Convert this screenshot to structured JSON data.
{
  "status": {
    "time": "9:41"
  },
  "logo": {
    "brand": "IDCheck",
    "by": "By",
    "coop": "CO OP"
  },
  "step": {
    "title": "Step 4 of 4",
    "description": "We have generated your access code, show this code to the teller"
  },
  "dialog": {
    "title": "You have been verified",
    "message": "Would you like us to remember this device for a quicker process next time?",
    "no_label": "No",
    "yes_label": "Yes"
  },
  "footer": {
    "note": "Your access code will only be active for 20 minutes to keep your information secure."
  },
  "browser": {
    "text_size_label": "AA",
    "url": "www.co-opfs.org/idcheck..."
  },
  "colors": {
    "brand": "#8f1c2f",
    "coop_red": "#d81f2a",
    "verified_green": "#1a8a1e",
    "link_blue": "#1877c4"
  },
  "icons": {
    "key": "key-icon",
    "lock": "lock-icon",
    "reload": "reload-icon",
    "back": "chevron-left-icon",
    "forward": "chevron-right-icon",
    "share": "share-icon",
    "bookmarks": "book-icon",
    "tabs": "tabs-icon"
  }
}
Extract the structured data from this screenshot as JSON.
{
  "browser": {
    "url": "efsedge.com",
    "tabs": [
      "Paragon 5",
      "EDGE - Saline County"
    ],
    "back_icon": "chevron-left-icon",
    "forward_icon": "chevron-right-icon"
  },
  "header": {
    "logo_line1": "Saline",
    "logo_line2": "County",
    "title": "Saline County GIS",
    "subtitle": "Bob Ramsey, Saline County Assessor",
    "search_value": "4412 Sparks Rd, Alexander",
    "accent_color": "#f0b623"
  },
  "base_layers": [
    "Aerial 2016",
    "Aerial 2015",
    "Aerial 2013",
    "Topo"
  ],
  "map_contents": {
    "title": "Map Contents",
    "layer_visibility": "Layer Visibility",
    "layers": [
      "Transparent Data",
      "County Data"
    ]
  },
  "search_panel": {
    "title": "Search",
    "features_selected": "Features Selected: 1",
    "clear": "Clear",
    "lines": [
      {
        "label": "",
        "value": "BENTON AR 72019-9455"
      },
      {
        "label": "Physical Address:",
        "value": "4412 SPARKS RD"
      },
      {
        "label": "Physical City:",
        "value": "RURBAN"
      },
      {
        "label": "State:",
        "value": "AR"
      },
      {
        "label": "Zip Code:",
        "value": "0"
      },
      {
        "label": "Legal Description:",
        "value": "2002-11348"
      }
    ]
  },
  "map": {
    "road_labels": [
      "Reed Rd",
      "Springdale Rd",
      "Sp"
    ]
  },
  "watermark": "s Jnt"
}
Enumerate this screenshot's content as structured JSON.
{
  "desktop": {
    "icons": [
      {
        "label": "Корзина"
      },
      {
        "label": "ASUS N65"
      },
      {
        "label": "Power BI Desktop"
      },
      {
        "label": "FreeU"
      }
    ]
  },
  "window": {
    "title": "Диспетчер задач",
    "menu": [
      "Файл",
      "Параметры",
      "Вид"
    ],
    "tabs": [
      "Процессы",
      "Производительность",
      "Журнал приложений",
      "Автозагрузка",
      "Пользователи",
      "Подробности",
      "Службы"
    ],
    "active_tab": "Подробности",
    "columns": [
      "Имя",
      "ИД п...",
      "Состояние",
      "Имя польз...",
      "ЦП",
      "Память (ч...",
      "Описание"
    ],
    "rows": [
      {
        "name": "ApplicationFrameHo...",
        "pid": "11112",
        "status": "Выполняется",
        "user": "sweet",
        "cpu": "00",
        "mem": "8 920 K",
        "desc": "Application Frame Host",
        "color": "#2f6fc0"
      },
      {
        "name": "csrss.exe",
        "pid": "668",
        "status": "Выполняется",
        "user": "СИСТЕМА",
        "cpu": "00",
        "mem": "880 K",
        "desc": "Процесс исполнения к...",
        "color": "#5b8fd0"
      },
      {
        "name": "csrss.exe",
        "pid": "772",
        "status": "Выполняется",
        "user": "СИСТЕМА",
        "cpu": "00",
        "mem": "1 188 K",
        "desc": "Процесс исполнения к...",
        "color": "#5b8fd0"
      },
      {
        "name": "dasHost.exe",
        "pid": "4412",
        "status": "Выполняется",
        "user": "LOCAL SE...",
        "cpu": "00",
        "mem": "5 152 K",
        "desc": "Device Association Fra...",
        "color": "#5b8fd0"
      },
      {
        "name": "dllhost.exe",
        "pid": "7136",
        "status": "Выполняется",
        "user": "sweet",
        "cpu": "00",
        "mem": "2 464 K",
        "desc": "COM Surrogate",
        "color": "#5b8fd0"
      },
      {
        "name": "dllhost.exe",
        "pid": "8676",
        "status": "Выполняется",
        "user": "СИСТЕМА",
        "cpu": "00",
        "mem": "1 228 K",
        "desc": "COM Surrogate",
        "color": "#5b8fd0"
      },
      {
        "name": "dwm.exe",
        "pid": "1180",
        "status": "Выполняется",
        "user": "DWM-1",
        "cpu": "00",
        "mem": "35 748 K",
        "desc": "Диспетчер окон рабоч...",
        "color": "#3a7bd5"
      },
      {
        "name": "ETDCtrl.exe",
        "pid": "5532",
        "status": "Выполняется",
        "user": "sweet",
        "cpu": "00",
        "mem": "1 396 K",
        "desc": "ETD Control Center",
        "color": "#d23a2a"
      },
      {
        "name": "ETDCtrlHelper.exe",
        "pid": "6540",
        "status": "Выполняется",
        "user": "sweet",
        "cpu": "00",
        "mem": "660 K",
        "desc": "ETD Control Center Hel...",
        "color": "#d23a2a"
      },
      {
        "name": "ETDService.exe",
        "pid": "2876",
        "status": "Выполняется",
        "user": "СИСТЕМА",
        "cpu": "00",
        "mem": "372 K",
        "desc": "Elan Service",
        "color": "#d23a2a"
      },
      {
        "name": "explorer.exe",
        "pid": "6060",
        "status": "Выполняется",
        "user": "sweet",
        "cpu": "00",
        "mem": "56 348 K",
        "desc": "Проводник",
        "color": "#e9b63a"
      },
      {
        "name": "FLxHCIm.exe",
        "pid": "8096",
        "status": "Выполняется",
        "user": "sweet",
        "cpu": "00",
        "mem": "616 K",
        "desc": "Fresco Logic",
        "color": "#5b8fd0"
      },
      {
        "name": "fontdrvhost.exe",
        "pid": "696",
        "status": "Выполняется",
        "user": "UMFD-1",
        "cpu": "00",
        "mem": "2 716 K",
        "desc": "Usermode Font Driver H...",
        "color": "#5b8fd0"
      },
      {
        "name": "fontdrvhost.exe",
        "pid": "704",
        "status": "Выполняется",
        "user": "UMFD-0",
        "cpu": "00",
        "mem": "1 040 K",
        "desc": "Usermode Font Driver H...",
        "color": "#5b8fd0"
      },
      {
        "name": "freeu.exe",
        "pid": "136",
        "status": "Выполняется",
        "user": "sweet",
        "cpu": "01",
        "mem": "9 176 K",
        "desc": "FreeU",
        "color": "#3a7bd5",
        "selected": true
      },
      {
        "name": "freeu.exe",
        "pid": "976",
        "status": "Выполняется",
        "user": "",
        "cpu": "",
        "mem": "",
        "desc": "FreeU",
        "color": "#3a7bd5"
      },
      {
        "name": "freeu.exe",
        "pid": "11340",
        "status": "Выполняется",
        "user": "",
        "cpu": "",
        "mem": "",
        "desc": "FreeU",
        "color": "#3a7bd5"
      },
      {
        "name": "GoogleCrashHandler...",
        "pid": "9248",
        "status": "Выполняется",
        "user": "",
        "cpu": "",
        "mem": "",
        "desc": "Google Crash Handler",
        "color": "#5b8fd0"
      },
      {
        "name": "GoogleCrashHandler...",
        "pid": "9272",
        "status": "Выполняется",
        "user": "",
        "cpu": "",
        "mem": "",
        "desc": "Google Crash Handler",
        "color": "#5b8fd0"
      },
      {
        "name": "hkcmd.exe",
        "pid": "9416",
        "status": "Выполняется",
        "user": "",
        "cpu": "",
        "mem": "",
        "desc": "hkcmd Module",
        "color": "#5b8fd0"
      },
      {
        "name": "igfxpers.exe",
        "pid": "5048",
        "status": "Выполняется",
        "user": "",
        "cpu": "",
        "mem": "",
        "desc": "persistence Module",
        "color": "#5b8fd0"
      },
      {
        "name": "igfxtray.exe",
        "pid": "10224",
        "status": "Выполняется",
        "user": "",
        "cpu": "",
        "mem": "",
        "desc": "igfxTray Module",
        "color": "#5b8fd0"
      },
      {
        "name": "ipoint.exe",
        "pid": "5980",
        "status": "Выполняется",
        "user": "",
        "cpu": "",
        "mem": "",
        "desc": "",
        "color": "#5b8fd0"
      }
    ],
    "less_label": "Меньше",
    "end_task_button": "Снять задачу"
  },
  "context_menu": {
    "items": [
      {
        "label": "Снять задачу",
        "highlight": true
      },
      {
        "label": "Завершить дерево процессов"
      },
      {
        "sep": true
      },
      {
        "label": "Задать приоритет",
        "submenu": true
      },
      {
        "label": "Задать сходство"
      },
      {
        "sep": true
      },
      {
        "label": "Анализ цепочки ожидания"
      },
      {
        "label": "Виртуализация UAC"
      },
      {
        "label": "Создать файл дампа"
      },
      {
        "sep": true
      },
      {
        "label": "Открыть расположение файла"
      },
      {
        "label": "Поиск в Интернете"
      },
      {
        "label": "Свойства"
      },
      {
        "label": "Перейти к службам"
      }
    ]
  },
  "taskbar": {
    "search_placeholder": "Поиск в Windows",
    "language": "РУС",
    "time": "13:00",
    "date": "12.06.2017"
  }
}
________________________
**Requirements**
Identify all lines in the records above with the word "chevron".

**Solution to this exercise**
    "back": "chevron-left-icon",
    "forward": "chevron-right-icon",
    "back_icon": "chevron-left-icon",
    "forward_icon": "chevron-right-icon"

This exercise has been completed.